Extract each line containing the string "What".

※

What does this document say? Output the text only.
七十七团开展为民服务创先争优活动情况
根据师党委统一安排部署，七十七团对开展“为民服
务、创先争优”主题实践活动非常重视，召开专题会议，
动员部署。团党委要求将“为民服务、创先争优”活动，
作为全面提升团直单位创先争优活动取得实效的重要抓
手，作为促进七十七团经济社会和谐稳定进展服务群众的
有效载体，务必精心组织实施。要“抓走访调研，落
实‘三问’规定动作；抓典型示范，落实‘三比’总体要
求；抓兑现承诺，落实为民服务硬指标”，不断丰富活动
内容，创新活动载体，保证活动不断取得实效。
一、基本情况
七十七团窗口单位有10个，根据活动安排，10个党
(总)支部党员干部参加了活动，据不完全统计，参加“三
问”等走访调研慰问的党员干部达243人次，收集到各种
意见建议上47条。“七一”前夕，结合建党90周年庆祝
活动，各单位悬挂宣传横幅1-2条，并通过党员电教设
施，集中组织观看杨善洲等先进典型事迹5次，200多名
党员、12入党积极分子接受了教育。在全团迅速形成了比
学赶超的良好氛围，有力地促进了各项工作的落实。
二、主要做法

※

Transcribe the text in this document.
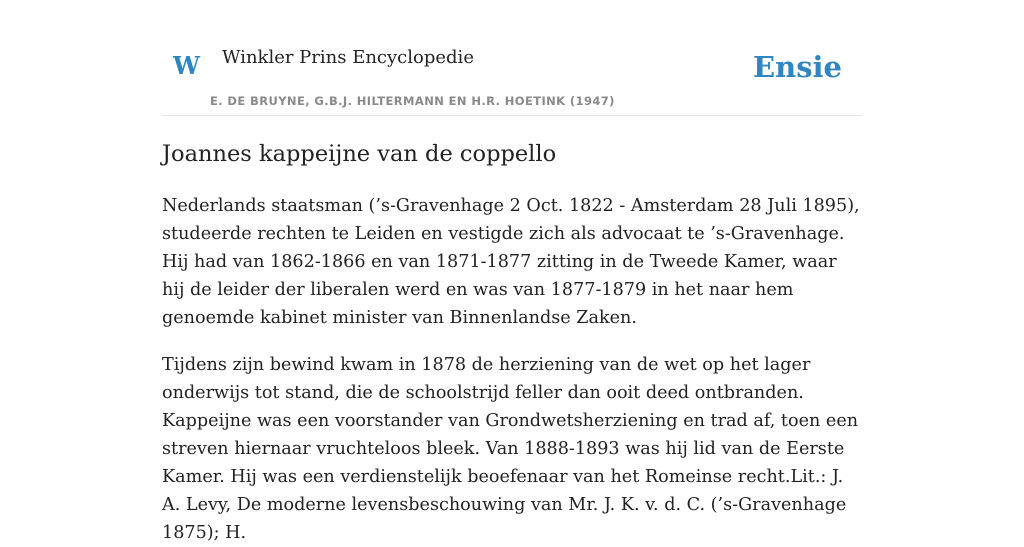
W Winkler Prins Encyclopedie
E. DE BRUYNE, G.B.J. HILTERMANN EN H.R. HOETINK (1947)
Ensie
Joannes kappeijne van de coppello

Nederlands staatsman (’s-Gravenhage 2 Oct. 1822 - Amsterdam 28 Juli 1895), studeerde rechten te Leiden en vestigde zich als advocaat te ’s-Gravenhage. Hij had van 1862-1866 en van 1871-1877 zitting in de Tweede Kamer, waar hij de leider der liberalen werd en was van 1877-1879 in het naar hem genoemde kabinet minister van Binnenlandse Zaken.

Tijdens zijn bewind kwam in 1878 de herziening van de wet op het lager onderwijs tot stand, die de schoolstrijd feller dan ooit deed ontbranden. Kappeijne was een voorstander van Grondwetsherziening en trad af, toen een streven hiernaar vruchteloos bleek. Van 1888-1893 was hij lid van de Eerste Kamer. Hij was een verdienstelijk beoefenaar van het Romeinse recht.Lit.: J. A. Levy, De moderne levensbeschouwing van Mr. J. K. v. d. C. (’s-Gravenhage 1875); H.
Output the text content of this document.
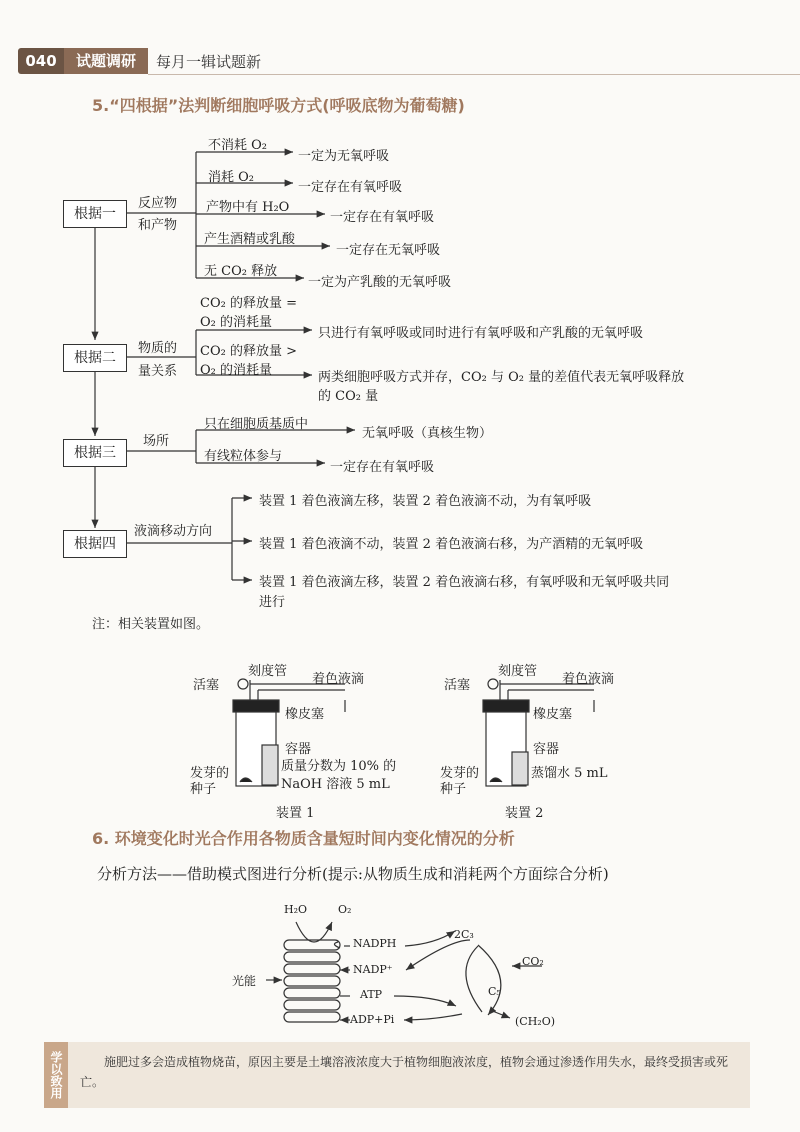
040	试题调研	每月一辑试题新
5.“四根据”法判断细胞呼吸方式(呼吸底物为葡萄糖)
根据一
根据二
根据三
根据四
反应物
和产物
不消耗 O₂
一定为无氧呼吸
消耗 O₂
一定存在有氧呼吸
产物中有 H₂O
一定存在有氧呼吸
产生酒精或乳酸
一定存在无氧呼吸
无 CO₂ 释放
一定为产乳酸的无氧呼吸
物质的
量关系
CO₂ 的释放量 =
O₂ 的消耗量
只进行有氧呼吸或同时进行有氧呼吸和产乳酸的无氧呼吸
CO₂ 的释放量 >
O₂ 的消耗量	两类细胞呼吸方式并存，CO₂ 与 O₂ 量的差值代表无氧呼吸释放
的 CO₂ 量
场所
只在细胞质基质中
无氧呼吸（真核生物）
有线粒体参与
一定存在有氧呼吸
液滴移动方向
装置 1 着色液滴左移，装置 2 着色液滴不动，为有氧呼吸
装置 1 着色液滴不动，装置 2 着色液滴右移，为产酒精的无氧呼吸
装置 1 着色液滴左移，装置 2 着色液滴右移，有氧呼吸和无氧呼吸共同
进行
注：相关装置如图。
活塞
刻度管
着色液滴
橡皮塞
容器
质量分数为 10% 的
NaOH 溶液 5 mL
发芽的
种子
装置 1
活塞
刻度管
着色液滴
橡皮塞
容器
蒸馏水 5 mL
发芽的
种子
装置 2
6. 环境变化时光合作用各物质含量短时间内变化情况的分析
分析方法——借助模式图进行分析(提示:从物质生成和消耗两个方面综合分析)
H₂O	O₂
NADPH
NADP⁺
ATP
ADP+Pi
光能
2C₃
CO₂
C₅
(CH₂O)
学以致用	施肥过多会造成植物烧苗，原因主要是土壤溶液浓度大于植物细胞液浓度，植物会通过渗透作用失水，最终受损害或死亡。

※

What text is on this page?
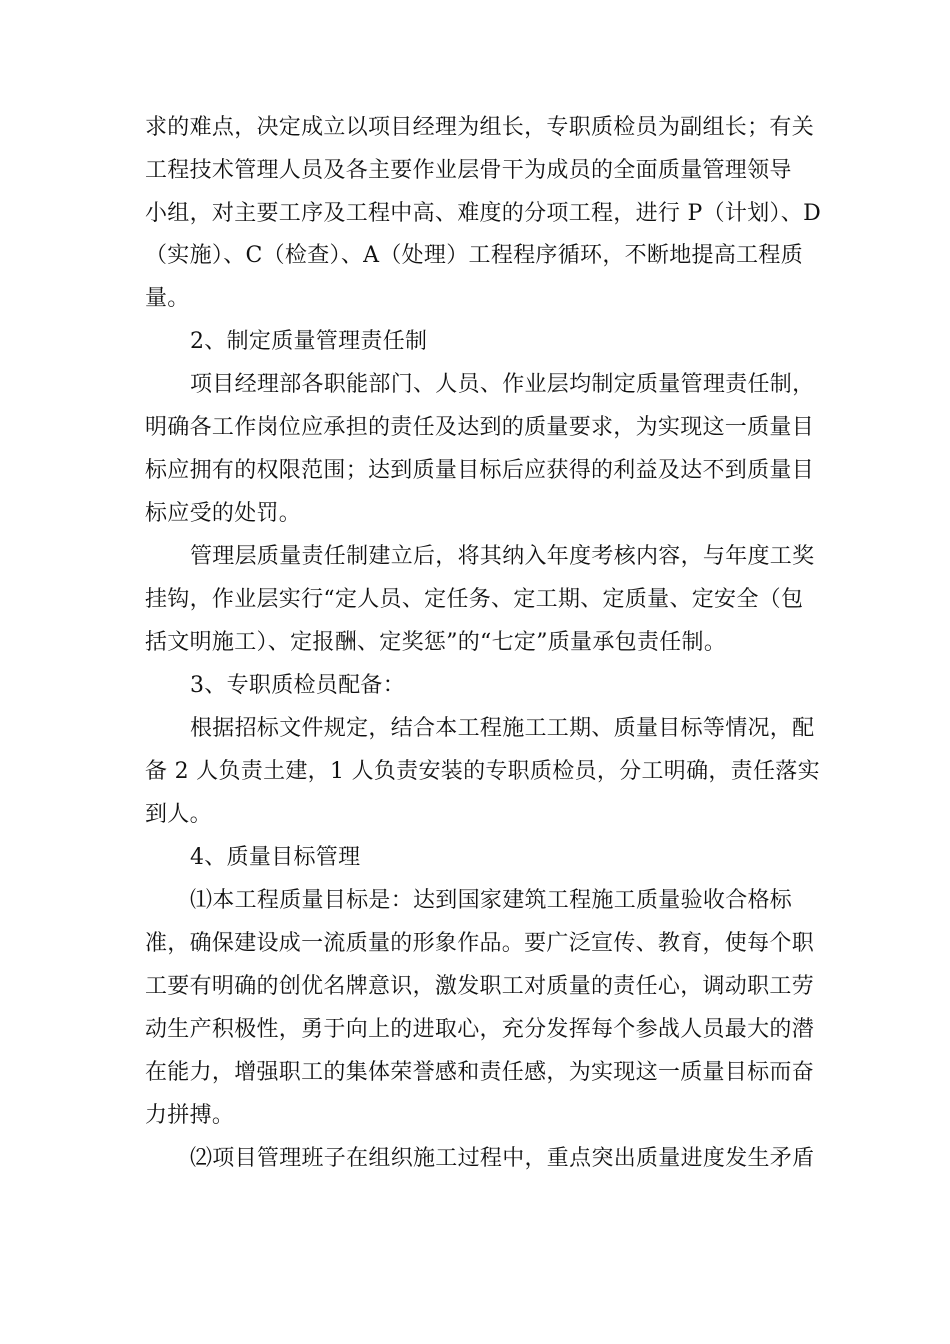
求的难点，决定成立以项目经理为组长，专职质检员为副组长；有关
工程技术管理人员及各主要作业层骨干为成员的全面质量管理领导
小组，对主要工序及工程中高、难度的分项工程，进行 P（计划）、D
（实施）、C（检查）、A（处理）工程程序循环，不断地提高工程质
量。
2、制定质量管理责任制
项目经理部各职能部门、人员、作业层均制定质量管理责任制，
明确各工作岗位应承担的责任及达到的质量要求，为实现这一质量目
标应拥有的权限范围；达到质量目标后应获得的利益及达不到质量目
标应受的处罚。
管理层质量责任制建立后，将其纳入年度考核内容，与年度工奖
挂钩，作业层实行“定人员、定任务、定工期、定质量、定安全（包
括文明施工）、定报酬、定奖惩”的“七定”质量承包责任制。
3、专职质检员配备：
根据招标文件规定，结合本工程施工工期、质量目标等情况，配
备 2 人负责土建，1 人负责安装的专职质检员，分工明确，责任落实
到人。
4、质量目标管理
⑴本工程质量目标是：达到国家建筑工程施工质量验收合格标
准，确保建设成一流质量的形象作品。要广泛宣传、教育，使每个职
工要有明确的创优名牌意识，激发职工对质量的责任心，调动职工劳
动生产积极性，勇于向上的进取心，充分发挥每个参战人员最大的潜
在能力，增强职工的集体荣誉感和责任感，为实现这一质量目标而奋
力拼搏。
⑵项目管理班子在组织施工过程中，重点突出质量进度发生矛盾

※

Exercise answer =
What does this document say? Output the text only.
What text is on this page?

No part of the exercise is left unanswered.